▸ Exercise goal
Set down each record exactly as written.

▸ Supplied entries
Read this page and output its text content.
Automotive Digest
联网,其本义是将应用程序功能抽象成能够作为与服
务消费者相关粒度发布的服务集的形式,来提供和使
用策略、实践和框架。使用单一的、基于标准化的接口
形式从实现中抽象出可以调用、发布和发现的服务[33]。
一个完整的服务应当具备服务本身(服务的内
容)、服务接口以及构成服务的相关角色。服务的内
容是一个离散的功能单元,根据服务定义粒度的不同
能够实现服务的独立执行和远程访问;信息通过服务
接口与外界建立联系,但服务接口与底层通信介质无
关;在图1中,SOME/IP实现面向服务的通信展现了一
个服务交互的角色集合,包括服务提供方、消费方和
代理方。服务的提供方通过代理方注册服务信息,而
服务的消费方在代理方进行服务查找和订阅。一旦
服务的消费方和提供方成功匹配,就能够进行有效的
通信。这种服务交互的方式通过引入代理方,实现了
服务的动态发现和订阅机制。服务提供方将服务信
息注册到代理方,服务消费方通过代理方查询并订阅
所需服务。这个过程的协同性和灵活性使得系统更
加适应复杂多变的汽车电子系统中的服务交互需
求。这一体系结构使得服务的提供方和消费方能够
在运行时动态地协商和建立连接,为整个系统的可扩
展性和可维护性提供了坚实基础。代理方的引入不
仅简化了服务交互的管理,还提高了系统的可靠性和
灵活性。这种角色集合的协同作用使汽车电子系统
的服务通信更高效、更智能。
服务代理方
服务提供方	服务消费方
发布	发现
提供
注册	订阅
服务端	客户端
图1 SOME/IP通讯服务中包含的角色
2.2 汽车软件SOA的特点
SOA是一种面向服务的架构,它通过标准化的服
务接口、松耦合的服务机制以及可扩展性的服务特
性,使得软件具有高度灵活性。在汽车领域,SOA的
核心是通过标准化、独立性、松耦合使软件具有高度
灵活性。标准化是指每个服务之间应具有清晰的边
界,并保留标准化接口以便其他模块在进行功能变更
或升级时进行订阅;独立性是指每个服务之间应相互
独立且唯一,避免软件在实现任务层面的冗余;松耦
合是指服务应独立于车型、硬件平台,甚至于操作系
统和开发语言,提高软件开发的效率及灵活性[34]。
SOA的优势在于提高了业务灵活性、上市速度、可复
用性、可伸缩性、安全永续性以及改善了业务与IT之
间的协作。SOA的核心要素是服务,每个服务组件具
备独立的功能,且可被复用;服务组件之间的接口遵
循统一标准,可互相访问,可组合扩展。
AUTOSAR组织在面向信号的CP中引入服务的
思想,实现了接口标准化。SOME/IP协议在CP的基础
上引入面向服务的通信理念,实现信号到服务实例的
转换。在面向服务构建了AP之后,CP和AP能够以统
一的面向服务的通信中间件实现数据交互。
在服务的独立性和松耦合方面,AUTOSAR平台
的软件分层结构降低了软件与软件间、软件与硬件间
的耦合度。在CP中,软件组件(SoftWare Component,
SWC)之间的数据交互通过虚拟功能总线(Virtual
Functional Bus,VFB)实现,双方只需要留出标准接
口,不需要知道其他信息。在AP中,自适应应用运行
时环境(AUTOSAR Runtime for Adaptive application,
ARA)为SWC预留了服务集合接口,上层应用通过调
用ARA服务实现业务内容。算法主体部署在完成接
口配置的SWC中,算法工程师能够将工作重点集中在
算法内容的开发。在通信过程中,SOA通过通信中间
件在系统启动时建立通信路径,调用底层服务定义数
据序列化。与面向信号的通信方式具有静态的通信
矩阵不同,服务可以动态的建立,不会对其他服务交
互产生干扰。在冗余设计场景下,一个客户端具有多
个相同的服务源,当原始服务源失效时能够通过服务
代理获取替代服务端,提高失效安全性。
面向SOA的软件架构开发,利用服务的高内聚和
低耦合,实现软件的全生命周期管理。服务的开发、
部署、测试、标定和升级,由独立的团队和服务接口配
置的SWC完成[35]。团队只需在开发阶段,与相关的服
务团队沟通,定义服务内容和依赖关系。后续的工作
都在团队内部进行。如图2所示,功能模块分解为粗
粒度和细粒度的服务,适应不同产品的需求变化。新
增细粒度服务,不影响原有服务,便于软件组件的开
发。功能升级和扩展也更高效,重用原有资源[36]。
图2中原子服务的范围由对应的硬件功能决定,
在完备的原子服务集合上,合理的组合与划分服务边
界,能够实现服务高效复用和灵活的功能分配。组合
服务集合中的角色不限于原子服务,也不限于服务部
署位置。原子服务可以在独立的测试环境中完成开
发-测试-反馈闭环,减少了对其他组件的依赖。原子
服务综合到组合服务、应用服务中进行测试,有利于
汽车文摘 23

▸ Result
Read this page and output its text content.
Automotive Digest
联网,其本义是将应用程序功能抽象成能够作为与服
务消费者相关粒度发布的服务集的形式,来提供和使
用策略、实践和框架。使用单一的、基于标准化的接口
形式从实现中抽象出可以调用、发布和发现的服务[33]。
一个完整的服务应当具备服务本身(服务的内
容)、服务接口以及构成服务的相关角色。服务的内
容是一个离散的功能单元,根据服务定义粒度的不同
能够实现服务的独立执行和远程访问;信息通过服务
接口与外界建立联系,但服务接口与底层通信介质无
关;在图1中,SOME/IP实现面向服务的通信展现了一
个服务交互的角色集合,包括服务提供方、消费方和
代理方。服务的提供方通过代理方注册服务信息,而
服务的消费方在代理方进行服务查找和订阅。一旦
服务的消费方和提供方成功匹配,就能够进行有效的
通信。这种服务交互的方式通过引入代理方,实现了
服务的动态发现和订阅机制。服务提供方将服务信
息注册到代理方,服务消费方通过代理方查询并订阅
所需服务。这个过程的协同性和灵活性使得系统更
加适应复杂多变的汽车电子系统中的服务交互需
求。这一体系结构使得服务的提供方和消费方能够
在运行时动态地协商和建立连接,为整个系统的可扩
展性和可维护性提供了坚实基础。代理方的引入不
仅简化了服务交互的管理,还提高了系统的可靠性和
灵活性。这种角色集合的协同作用使汽车电子系统
的服务通信更高效、更智能。
服务代理方
服务提供方	服务消费方
发布	发现
提供
注册	订阅
服务端	客户端
图1 SOME/IP通讯服务中包含的角色
2.2 汽车软件SOA的特点
SOA是一种面向服务的架构,它通过标准化的服
务接口、松耦合的服务机制以及可扩展性的服务特
性,使得软件具有高度灵活性。在汽车领域,SOA的
核心是通过标准化、独立性、松耦合使软件具有高度
灵活性。标准化是指每个服务之间应具有清晰的边
界,并保留标准化接口以便其他模块在进行功能变更
或升级时进行订阅;独立性是指每个服务之间应相互
独立且唯一,避免软件在实现任务层面的冗余;松耦
合是指服务应独立于车型、硬件平台,甚至于操作系
统和开发语言,提高软件开发的效率及灵活性[34]。
SOA的优势在于提高了业务灵活性、上市速度、可复
用性、可伸缩性、安全永续性以及改善了业务与IT之
间的协作。SOA的核心要素是服务,每个服务组件具
备独立的功能,且可被复用;服务组件之间的接口遵
循统一标准,可互相访问,可组合扩展。
AUTOSAR组织在面向信号的CP中引入服务的
思想,实现了接口标准化。SOME/IP协议在CP的基础
上引入面向服务的通信理念,实现信号到服务实例的
转换。在面向服务构建了AP之后,CP和AP能够以统
一的面向服务的通信中间件实现数据交互。
在服务的独立性和松耦合方面,AUTOSAR平台
的软件分层结构降低了软件与软件间、软件与硬件间
的耦合度。在CP中,软件组件(SoftWare Component,
SWC)之间的数据交互通过虚拟功能总线(Virtual
Functional Bus,VFB)实现,双方只需要留出标准接
口,不需要知道其他信息。在AP中,自适应应用运行
时环境(AUTOSAR Runtime for Adaptive application,
ARA)为SWC预留了服务集合接口,上层应用通过调
用ARA服务实现业务内容。算法主体部署在完成接
口配置的SWC中,算法工程师能够将工作重点集中在
算法内容的开发。在通信过程中,SOA通过通信中间
件在系统启动时建立通信路径,调用底层服务定义数
据序列化。与面向信号的通信方式具有静态的通信
矩阵不同,服务可以动态的建立,不会对其他服务交
互产生干扰。在冗余设计场景下,一个客户端具有多
个相同的服务源,当原始服务源失效时能够通过服务
代理获取替代服务端,提高失效安全性。
面向SOA的软件架构开发,利用服务的高内聚和
低耦合,实现软件的全生命周期管理。服务的开发、
部署、测试、标定和升级,由独立的团队和服务接口配
置的SWC完成[35]。团队只需在开发阶段,与相关的服
务团队沟通,定义服务内容和依赖关系。后续的工作
都在团队内部进行。如图2所示,功能模块分解为粗
粒度和细粒度的服务,适应不同产品的需求变化。新
增细粒度服务,不影响原有服务,便于软件组件的开
发。功能升级和扩展也更高效,重用原有资源[36]。
图2中原子服务的范围由对应的硬件功能决定,
在完备的原子服务集合上,合理的组合与划分服务边
界,能够实现服务高效复用和灵活的功能分配。组合
服务集合中的角色不限于原子服务,也不限于服务部
署位置。原子服务可以在独立的测试环境中完成开
发-测试-反馈闭环,减少了对其他组件的依赖。原子
服务综合到组合服务、应用服务中进行测试,有利于
汽车文摘 23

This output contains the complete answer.